### ENTRIES SHOWN

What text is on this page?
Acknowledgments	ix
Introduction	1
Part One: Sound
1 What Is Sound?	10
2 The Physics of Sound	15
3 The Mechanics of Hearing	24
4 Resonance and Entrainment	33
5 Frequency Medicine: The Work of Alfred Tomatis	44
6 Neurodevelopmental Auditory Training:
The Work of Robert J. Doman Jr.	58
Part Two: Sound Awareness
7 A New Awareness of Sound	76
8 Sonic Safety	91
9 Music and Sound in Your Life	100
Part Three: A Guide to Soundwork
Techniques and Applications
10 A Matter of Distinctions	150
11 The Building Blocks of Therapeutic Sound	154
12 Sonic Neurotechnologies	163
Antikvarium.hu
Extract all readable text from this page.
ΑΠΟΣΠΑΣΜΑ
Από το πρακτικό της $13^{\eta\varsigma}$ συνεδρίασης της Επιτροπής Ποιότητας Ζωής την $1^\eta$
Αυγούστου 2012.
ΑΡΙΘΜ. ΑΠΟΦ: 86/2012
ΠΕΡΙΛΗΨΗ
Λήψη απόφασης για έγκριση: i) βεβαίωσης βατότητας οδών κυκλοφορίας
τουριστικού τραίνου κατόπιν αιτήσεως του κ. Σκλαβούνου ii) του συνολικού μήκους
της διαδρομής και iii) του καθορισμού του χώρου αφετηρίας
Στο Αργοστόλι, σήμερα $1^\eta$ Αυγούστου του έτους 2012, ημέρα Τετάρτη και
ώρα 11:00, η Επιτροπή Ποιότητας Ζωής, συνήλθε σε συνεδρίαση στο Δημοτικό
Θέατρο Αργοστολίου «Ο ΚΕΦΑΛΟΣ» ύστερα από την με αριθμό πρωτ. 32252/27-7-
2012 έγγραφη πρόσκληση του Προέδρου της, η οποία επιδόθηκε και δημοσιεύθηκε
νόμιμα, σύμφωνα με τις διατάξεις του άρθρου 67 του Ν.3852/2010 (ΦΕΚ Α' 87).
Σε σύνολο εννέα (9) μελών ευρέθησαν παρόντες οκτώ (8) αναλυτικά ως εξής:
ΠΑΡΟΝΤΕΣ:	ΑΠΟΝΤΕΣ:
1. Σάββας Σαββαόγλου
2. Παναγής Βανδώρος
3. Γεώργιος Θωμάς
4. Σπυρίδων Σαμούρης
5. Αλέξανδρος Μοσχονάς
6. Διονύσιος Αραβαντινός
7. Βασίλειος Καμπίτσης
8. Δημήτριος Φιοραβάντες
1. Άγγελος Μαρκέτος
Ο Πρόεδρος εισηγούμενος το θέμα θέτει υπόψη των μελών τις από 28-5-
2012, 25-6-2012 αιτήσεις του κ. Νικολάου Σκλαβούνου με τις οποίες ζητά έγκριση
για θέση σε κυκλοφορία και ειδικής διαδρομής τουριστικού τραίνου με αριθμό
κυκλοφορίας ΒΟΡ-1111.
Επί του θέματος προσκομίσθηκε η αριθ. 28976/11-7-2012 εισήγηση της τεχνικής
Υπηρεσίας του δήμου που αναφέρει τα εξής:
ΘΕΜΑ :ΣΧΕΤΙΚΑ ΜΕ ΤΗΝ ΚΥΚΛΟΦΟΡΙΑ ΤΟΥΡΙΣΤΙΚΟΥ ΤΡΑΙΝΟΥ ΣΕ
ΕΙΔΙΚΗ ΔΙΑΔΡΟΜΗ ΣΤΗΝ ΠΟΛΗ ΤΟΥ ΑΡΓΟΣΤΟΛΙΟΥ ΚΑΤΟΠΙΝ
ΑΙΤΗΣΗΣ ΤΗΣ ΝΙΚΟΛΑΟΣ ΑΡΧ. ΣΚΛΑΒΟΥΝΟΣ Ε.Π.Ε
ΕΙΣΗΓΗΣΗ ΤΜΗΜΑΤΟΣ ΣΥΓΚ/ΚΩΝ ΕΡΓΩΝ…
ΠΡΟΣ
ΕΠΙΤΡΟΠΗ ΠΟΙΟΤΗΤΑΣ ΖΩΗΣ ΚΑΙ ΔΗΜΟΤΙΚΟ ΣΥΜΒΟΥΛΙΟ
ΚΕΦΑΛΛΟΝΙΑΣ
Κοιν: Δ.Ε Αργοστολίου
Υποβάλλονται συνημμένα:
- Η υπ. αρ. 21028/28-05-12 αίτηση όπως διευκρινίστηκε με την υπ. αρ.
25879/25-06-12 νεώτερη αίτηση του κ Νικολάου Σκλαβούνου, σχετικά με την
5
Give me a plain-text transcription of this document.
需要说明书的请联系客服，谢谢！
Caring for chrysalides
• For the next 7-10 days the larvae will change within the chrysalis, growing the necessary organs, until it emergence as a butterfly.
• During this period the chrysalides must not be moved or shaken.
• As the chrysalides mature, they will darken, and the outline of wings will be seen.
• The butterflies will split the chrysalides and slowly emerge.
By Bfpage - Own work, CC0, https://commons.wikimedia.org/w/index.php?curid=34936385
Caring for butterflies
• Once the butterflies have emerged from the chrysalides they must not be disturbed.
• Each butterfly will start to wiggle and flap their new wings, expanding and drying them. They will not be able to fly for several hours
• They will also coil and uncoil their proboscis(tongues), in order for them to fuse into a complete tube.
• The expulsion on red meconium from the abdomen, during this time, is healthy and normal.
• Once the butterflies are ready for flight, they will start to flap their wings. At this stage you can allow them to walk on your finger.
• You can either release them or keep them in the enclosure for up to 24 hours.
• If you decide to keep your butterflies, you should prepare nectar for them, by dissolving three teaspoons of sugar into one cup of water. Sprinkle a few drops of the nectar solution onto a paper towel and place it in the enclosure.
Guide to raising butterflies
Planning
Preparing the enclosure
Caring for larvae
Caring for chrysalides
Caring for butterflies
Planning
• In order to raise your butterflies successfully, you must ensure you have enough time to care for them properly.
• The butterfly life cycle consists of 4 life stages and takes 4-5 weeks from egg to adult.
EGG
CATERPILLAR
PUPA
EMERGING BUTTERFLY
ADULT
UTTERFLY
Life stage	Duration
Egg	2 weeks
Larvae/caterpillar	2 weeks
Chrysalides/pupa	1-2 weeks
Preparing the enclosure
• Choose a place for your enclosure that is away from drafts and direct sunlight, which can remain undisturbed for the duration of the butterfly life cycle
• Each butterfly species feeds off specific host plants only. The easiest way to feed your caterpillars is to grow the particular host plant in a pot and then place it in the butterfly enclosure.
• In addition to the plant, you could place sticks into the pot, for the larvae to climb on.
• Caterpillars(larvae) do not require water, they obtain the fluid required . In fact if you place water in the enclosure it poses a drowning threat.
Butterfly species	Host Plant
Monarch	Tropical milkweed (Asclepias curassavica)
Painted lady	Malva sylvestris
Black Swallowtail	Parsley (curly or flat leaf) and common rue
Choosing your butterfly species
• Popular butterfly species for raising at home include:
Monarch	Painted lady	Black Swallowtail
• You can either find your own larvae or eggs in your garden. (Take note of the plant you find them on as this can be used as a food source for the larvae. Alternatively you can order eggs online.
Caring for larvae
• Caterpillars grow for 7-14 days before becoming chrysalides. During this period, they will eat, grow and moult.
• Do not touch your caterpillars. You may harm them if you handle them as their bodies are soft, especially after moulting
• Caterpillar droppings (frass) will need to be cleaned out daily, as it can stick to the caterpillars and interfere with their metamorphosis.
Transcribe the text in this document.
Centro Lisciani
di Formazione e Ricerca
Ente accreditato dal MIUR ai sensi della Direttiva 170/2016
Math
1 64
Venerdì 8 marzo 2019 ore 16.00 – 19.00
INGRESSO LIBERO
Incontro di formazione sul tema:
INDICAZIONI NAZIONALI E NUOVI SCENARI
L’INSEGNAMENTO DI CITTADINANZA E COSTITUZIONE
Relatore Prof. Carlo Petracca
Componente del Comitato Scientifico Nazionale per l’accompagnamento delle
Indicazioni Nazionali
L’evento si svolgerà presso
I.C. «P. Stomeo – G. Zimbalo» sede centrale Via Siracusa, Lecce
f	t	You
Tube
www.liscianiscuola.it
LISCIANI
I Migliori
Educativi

######

In the listing above, count each line that holds the string "days". Give the number only.

■ SOLUTION TO THIS TASK: 2